Quote the items below verbatim, beginning with the first line and stopping after the line that contains "dx-term: dx — [356, 256, 412, 318]".

(Source data)
========================================================================

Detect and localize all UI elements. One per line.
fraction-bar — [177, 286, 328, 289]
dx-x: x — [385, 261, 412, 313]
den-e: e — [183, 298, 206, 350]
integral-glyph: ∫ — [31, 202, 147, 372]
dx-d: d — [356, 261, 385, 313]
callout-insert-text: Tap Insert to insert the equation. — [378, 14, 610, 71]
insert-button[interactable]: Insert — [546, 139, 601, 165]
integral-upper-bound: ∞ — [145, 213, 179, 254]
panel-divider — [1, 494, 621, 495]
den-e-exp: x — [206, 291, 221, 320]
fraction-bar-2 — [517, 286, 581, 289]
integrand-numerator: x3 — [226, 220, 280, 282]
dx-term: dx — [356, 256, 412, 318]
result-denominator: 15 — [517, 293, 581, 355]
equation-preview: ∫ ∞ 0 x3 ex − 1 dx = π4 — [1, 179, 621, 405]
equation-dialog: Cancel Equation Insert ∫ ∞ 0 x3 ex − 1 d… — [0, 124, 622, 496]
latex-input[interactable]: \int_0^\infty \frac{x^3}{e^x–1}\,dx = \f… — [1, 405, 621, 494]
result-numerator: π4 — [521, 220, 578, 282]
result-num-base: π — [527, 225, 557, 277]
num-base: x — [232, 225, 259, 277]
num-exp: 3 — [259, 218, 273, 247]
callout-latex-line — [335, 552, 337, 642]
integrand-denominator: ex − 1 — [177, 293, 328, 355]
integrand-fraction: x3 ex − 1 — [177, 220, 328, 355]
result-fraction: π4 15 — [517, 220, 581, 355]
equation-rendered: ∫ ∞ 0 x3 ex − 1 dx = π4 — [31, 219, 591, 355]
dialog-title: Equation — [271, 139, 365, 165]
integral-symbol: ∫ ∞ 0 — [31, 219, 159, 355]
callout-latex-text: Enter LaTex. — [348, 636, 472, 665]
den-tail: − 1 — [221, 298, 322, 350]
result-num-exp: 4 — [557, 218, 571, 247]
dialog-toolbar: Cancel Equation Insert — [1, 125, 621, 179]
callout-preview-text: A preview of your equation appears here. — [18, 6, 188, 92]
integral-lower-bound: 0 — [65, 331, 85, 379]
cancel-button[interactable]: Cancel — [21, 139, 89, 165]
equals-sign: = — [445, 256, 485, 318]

========================================================================

• _Result of this task_
Detect and localize all UI elements. One per line.
fraction-bar — [177, 286, 328, 289]
dx-x: x — [385, 261, 412, 313]
den-e: e — [183, 298, 206, 350]
integral-glyph: ∫ — [31, 202, 147, 372]
dx-d: d — [356, 261, 385, 313]
callout-insert-text: Tap Insert to insert the equation. — [378, 14, 610, 71]
insert-button[interactable]: Insert — [546, 139, 601, 165]
integral-upper-bound: ∞ — [145, 213, 179, 254]
panel-divider — [1, 494, 621, 495]
den-e-exp: x — [206, 291, 221, 320]
fraction-bar-2 — [517, 286, 581, 289]
integrand-numerator: x3 — [226, 220, 280, 282]
dx-term: dx — [356, 256, 412, 318]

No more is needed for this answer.